Exercise brief ->
Scan the records and identify every line in which the string "quality" occurs, then return those lines.

╭─ Material for this task

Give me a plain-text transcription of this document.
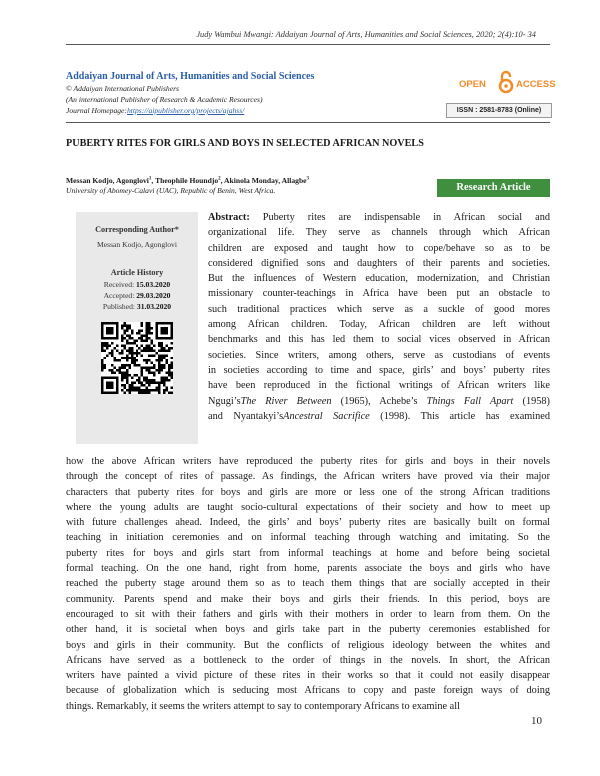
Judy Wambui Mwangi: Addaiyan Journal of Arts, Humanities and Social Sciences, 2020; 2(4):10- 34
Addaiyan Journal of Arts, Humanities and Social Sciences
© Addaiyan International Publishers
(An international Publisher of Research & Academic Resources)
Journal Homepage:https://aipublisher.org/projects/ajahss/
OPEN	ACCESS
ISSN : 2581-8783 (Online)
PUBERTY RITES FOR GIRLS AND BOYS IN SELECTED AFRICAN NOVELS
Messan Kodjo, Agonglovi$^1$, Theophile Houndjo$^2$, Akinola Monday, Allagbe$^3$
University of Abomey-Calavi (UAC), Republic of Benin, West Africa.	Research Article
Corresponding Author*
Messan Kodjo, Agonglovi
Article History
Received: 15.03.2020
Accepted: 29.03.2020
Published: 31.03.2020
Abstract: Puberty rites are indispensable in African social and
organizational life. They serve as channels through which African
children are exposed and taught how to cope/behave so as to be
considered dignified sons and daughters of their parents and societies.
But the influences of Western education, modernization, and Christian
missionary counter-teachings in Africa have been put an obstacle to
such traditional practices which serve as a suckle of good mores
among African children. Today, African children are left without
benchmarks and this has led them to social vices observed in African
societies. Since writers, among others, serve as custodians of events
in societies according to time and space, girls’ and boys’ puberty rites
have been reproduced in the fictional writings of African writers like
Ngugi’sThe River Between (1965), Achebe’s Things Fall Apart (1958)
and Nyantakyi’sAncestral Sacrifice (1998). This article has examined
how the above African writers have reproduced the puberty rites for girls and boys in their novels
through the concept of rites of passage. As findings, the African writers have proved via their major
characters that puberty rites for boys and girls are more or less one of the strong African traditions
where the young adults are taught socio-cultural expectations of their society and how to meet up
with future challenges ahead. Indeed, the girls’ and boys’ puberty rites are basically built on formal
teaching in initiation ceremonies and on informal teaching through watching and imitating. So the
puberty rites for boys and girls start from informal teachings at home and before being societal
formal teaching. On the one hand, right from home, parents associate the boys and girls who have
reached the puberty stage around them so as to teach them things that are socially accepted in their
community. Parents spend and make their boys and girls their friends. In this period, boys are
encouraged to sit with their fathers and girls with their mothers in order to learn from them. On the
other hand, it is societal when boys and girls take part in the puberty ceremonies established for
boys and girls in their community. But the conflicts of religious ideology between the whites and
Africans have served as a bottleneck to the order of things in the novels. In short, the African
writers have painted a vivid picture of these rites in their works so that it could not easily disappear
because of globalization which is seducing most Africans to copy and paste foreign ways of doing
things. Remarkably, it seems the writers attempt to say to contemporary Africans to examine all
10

╰─
╭─ Material for this task

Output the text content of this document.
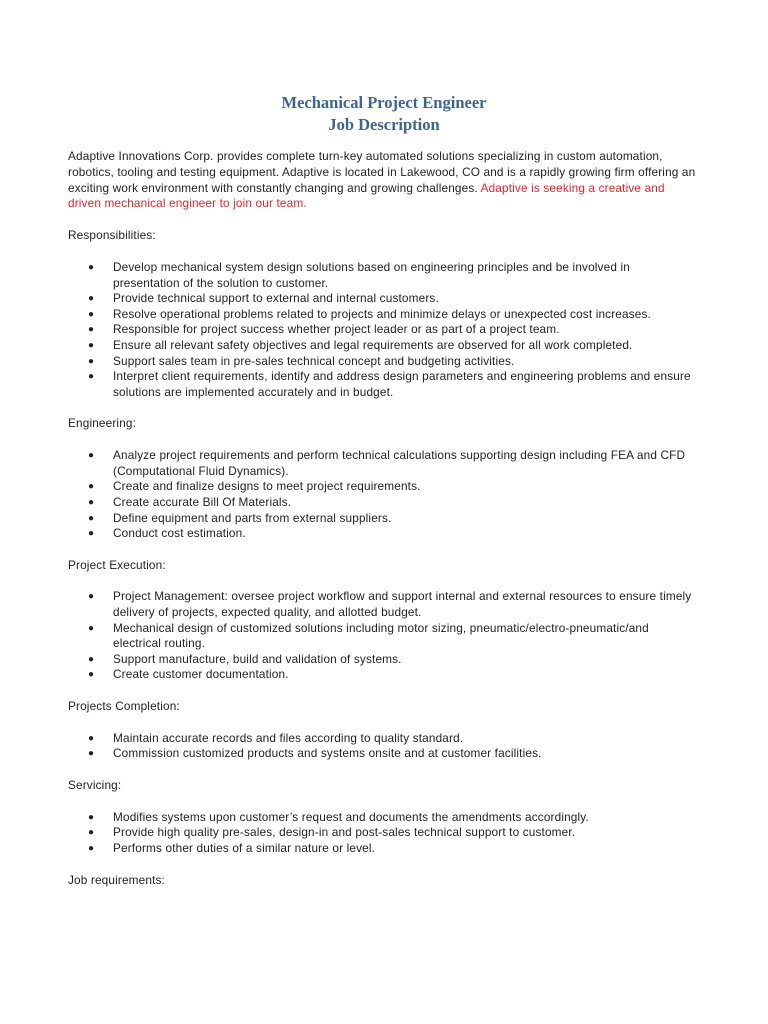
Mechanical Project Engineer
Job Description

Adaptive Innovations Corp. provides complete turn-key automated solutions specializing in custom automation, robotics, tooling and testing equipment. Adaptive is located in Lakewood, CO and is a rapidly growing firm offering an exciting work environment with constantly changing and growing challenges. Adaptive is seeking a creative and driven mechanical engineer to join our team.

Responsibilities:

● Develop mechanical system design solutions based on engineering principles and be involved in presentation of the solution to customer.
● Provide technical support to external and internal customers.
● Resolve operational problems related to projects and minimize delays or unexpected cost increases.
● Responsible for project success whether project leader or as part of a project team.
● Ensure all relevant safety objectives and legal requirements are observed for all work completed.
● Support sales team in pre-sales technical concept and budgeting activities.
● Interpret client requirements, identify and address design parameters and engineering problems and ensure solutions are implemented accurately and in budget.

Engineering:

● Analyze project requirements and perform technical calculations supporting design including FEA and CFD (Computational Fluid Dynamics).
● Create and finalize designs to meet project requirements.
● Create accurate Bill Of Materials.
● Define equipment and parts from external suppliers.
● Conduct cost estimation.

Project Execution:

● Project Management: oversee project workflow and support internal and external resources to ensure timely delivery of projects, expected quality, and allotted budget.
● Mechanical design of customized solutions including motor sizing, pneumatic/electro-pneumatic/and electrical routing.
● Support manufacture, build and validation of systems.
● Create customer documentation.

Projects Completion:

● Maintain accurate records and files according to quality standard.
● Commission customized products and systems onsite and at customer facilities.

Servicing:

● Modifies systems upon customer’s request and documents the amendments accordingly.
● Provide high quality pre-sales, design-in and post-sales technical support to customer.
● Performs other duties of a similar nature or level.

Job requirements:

╰─

Solution to this problem ->
● Project Management: oversee project workflow and support internal and external resources to ensure timely delivery of projects, expected quality, and allotted budget.
● Maintain accurate records and files according to quality standard.
● Provide high quality pre-sales, design-in and post-sales technical support to customer.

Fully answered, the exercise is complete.